::: DATA ENTRIES :::

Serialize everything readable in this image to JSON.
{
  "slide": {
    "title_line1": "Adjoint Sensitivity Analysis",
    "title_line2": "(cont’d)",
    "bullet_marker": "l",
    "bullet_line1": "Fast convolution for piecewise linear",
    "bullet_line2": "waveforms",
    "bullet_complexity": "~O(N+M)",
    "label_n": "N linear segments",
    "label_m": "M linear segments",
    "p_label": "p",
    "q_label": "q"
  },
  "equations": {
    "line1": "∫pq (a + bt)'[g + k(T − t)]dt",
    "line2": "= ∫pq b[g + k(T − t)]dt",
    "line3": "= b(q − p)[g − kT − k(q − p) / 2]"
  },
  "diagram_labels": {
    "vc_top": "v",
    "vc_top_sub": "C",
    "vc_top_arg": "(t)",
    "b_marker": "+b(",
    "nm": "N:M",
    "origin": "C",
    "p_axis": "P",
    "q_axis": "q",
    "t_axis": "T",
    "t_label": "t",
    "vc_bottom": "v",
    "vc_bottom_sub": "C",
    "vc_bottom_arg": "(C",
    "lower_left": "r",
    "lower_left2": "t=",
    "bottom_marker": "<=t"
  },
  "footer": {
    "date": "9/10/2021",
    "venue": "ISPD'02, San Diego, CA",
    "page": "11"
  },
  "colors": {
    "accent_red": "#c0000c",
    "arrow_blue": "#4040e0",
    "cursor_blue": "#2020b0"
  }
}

:::

:: WHAT YOU HAVE TO DO ::
Please reproduce every line of the material word for word.

:: ANSWER TO THIS TASK ::
Serialize everything readable in this image to JSON.
{
  "slide": {
    "title_line1": "Adjoint Sensitivity Analysis",
    "title_line2": "(cont’d)",
    "bullet_marker": "l",
    "bullet_line1": "Fast convolution for piecewise linear",
    "bullet_line2": "waveforms",
    "bullet_complexity": "~O(N+M)",
    "label_n": "N linear segments",
    "label_m": "M linear segments",
    "p_label": "p",
    "q_label": "q"
  },
  "equations": {
    "line1": "∫pq (a + bt)'[g + k(T − t)]dt",
    "line2": "= ∫pq b[g + k(T − t)]dt",
    "line3": "= b(q − p)[g − kT − k(q − p) / 2]"
  },
  "diagram_labels": {
    "vc_top": "v",
    "vc_top_sub": "C",
    "vc_top_arg": "(t)",
    "b_marker": "+b(",
    "nm": "N:M",
    "origin": "C",
    "p_axis": "P",
    "q_axis": "q",
    "t_axis": "T",
    "t_label": "t",
    "vc_bottom": "v",
    "vc_bottom_sub": "C",
    "vc_bottom_arg": "(C",
    "lower_left": "r",
    "lower_left2": "t=",
    "bottom_marker": "<=t"
  },
  "footer": {
    "date": "9/10/2021",
    "venue": "ISPD'02, San Diego, CA",
    "page": "11"
  },
  "colors": {
    "accent_red": "#c0000c",
    "arrow_blue": "#4040e0",
    "cursor_blue": "#2020b0"
  }
}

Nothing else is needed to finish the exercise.